### Records supplied
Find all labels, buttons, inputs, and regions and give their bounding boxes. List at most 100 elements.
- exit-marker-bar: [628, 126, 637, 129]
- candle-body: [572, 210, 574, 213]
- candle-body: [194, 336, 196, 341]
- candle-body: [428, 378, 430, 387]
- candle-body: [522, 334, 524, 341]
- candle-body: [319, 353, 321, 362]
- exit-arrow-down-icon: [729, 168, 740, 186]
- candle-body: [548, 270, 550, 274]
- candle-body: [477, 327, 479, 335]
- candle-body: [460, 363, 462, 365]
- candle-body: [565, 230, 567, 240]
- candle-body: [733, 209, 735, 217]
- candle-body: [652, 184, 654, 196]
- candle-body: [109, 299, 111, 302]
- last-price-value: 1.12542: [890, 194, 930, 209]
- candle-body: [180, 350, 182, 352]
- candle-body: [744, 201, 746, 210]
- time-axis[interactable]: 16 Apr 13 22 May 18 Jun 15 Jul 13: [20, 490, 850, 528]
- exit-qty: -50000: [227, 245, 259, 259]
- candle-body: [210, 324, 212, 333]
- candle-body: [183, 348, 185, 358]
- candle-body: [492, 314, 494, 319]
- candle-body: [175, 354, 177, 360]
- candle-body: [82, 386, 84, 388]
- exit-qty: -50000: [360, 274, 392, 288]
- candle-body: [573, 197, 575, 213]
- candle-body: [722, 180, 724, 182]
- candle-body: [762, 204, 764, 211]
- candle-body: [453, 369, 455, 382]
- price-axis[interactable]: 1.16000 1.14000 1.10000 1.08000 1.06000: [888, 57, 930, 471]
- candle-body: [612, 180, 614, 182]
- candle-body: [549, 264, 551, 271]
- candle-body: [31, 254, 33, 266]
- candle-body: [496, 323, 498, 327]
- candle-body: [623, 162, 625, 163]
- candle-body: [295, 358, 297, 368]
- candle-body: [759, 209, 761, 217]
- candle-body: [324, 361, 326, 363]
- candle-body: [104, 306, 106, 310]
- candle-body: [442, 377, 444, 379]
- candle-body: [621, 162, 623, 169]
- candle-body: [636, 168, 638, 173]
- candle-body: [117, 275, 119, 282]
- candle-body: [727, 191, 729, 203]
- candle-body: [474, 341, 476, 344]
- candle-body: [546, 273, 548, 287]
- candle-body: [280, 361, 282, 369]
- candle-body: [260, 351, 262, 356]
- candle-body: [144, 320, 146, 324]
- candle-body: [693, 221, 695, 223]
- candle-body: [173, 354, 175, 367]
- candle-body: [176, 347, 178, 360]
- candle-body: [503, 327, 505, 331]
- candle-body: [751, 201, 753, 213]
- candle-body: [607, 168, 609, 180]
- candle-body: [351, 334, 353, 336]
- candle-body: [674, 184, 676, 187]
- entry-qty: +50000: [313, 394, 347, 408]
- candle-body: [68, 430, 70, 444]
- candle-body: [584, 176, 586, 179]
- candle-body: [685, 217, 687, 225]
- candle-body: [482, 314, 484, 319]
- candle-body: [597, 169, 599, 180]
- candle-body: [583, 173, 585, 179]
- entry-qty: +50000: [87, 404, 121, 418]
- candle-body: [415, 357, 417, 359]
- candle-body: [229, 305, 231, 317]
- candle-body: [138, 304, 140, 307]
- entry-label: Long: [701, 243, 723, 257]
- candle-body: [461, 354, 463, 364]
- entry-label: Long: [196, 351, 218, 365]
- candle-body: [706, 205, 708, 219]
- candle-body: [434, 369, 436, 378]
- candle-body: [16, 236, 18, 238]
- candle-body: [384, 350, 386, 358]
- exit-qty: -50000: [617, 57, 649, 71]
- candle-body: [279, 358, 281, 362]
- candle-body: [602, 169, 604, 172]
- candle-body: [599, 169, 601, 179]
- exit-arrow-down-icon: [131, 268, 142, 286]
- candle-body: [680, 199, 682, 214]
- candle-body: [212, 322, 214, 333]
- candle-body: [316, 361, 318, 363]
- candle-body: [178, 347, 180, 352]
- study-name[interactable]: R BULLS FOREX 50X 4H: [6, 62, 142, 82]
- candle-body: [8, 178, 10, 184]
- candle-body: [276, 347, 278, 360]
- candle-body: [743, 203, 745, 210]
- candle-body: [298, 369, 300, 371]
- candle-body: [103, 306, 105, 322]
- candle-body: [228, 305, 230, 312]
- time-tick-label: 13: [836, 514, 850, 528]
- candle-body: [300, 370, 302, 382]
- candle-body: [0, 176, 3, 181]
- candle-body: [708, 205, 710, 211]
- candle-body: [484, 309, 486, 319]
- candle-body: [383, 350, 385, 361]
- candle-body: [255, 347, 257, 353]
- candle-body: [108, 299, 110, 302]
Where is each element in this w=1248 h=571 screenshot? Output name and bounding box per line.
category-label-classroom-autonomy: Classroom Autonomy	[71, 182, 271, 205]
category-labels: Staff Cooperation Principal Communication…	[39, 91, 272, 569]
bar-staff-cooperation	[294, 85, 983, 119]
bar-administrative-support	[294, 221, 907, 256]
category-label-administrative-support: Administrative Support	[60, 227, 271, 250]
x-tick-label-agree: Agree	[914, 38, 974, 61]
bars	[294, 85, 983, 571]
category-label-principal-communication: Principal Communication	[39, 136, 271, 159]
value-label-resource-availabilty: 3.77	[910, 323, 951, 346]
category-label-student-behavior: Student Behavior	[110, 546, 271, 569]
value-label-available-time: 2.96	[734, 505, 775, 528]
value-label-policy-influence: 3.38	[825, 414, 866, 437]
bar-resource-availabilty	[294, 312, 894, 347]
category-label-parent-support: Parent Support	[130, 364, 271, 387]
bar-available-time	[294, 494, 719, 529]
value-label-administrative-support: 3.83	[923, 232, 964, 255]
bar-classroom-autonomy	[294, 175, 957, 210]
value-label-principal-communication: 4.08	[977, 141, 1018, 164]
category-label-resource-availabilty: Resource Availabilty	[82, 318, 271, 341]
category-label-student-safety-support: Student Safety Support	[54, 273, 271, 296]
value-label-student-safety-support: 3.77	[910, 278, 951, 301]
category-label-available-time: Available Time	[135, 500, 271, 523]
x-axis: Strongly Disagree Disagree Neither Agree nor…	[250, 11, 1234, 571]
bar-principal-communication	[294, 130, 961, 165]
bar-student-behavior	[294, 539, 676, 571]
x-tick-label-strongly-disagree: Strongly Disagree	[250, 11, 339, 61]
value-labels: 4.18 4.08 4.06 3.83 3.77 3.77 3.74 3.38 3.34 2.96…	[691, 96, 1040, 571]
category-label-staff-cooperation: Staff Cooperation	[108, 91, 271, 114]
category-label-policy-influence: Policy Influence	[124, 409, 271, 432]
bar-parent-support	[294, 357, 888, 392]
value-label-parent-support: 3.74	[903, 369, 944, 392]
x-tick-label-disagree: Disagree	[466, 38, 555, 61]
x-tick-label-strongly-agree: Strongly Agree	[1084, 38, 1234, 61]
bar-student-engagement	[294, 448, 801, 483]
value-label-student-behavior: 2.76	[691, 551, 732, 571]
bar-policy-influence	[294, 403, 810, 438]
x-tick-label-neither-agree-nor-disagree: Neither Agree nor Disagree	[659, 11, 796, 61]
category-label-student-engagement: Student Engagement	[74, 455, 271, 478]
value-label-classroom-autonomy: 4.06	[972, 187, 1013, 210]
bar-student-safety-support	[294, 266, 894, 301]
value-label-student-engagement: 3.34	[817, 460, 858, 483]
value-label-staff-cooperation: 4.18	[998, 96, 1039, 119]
######
§ **Stated exercise**
Reproduce every item above line for line, with no changes to any character.

§ **Full response**
Find all labels, buttons, inputs, and regions and give their bounding boxes. List at most 100 elements.
- exit-marker-bar: [628, 126, 637, 129]
- candle-body: [572, 210, 574, 213]
- candle-body: [194, 336, 196, 341]
- candle-body: [428, 378, 430, 387]
- candle-body: [522, 334, 524, 341]
- candle-body: [319, 353, 321, 362]
- exit-arrow-down-icon: [729, 168, 740, 186]
- candle-body: [548, 270, 550, 274]
- candle-body: [477, 327, 479, 335]
- candle-body: [460, 363, 462, 365]
- candle-body: [565, 230, 567, 240]
- candle-body: [733, 209, 735, 217]
- candle-body: [652, 184, 654, 196]
- candle-body: [109, 299, 111, 302]
- last-price-value: 1.12542: [890, 194, 930, 209]
- candle-body: [180, 350, 182, 352]
- candle-body: [744, 201, 746, 210]
- time-axis[interactable]: 16 Apr 13 22 May 18 Jun 15 Jul 13: [20, 490, 850, 528]
- exit-qty: -50000: [227, 245, 259, 259]
- candle-body: [210, 324, 212, 333]
- candle-body: [183, 348, 185, 358]
- candle-body: [492, 314, 494, 319]
- candle-body: [175, 354, 177, 360]
- candle-body: [82, 386, 84, 388]
- exit-qty: -50000: [360, 274, 392, 288]
- candle-body: [573, 197, 575, 213]
- candle-body: [722, 180, 724, 182]
- candle-body: [762, 204, 764, 211]
- candle-body: [453, 369, 455, 382]
- price-axis[interactable]: 1.16000 1.14000 1.10000 1.08000 1.06000: [888, 57, 930, 471]
- candle-body: [612, 180, 614, 182]
- candle-body: [549, 264, 551, 271]
- candle-body: [31, 254, 33, 266]
- candle-body: [496, 323, 498, 327]
- candle-body: [623, 162, 625, 163]
- candle-body: [295, 358, 297, 368]
- candle-body: [759, 209, 761, 217]
- candle-body: [324, 361, 326, 363]
- candle-body: [104, 306, 106, 310]
- candle-body: [442, 377, 444, 379]
- candle-body: [621, 162, 623, 169]
- candle-body: [636, 168, 638, 173]
- candle-body: [117, 275, 119, 282]
- candle-body: [727, 191, 729, 203]
- candle-body: [474, 341, 476, 344]
- candle-body: [546, 273, 548, 287]
- candle-body: [280, 361, 282, 369]
- candle-body: [260, 351, 262, 356]
- candle-body: [144, 320, 146, 324]
- candle-body: [693, 221, 695, 223]
- candle-body: [173, 354, 175, 367]
- candle-body: [176, 347, 178, 360]
- candle-body: [503, 327, 505, 331]
- candle-body: [751, 201, 753, 213]
- candle-body: [607, 168, 609, 180]
- candle-body: [351, 334, 353, 336]
- candle-body: [674, 184, 676, 187]
- entry-qty: +50000: [313, 394, 347, 408]
- candle-body: [68, 430, 70, 444]
- candle-body: [584, 176, 586, 179]
- candle-body: [685, 217, 687, 225]
- candle-body: [482, 314, 484, 319]
- candle-body: [597, 169, 599, 180]
- candle-body: [583, 173, 585, 179]
- entry-qty: +50000: [87, 404, 121, 418]
- candle-body: [415, 357, 417, 359]
- candle-body: [229, 305, 231, 317]
- candle-body: [138, 304, 140, 307]
- entry-label: Long: [701, 243, 723, 257]
- candle-body: [461, 354, 463, 364]
- entry-label: Long: [196, 351, 218, 365]
- candle-body: [706, 205, 708, 219]
- candle-body: [434, 369, 436, 378]
- candle-body: [16, 236, 18, 238]
- candle-body: [384, 350, 386, 358]
- exit-qty: -50000: [617, 57, 649, 71]
- candle-body: [279, 358, 281, 362]
- candle-body: [602, 169, 604, 172]
- candle-body: [599, 169, 601, 179]
- exit-arrow-down-icon: [131, 268, 142, 286]
- candle-body: [680, 199, 682, 214]
- candle-body: [212, 322, 214, 333]
- candle-body: [316, 361, 318, 363]
- candle-body: [178, 347, 180, 352]
- study-name[interactable]: R BULLS FOREX 50X 4H: [6, 62, 142, 82]
- candle-body: [8, 178, 10, 184]
- candle-body: [276, 347, 278, 360]
- candle-body: [743, 203, 745, 210]
- candle-body: [298, 369, 300, 371]
- candle-body: [103, 306, 105, 322]
- candle-body: [228, 305, 230, 312]
- time-tick-label: 13: [836, 514, 850, 528]
- candle-body: [300, 370, 302, 382]
- candle-body: [0, 176, 3, 181]
- candle-body: [708, 205, 710, 211]
- candle-body: [484, 309, 486, 319]
- candle-body: [383, 350, 385, 361]
- candle-body: [255, 347, 257, 353]
- candle-body: [108, 299, 110, 302]
Where is each element in this w=1248 h=571 screenshot? Output name and bounding box per line.
category-label-classroom-autonomy: Classroom Autonomy	[71, 182, 271, 205]
category-labels: Staff Cooperation Principal Communication…	[39, 91, 272, 569]
bar-staff-cooperation	[294, 85, 983, 119]
bar-administrative-support	[294, 221, 907, 256]
category-label-administrative-support: Administrative Support	[60, 227, 271, 250]
x-tick-label-agree: Agree	[914, 38, 974, 61]
bars	[294, 85, 983, 571]
category-label-principal-communication: Principal Communication	[39, 136, 271, 159]
value-label-resource-availabilty: 3.77	[910, 323, 951, 346]
category-label-student-behavior: Student Behavior	[110, 546, 271, 569]
value-label-available-time: 2.96	[734, 505, 775, 528]
value-label-policy-influence: 3.38	[825, 414, 866, 437]
bar-resource-availabilty	[294, 312, 894, 347]
category-label-parent-support: Parent Support	[130, 364, 271, 387]
bar-available-time	[294, 494, 719, 529]
value-label-administrative-support: 3.83	[923, 232, 964, 255]
bar-classroom-autonomy	[294, 175, 957, 210]
value-label-principal-communication: 4.08	[977, 141, 1018, 164]
category-label-resource-availabilty: Resource Availabilty	[82, 318, 271, 341]
category-label-student-safety-support: Student Safety Support	[54, 273, 271, 296]
value-label-student-safety-support: 3.77	[910, 278, 951, 301]
category-label-available-time: Available Time	[135, 500, 271, 523]
x-axis: Strongly Disagree Disagree Neither Agree nor…	[250, 11, 1234, 571]
bar-principal-communication	[294, 130, 961, 165]
bar-student-behavior	[294, 539, 676, 571]
x-tick-label-strongly-disagree: Strongly Disagree	[250, 11, 339, 61]
value-labels: 4.18 4.08 4.06 3.83 3.77 3.77 3.74 3.38 3.34 2.96…	[691, 96, 1040, 571]
category-label-staff-cooperation: Staff Cooperation	[108, 91, 271, 114]
category-label-policy-influence: Policy Influence	[124, 409, 271, 432]
bar-parent-support	[294, 357, 888, 392]
value-label-parent-support: 3.74	[903, 369, 944, 392]
x-tick-label-disagree: Disagree	[466, 38, 555, 61]
x-tick-label-strongly-agree: Strongly Agree	[1084, 38, 1234, 61]
bar-student-engagement	[294, 448, 801, 483]
value-label-student-behavior: 2.76	[691, 551, 732, 571]
bar-policy-influence	[294, 403, 810, 438]
x-tick-label-neither-agree-nor-disagree: Neither Agree nor Disagree	[659, 11, 796, 61]
category-label-student-engagement: Student Engagement	[74, 455, 271, 478]
value-label-classroom-autonomy: 4.06	[972, 187, 1013, 210]
bar-student-safety-support	[294, 266, 894, 301]
value-label-student-engagement: 3.34	[817, 460, 858, 483]
value-label-staff-cooperation: 4.18	[998, 96, 1039, 119]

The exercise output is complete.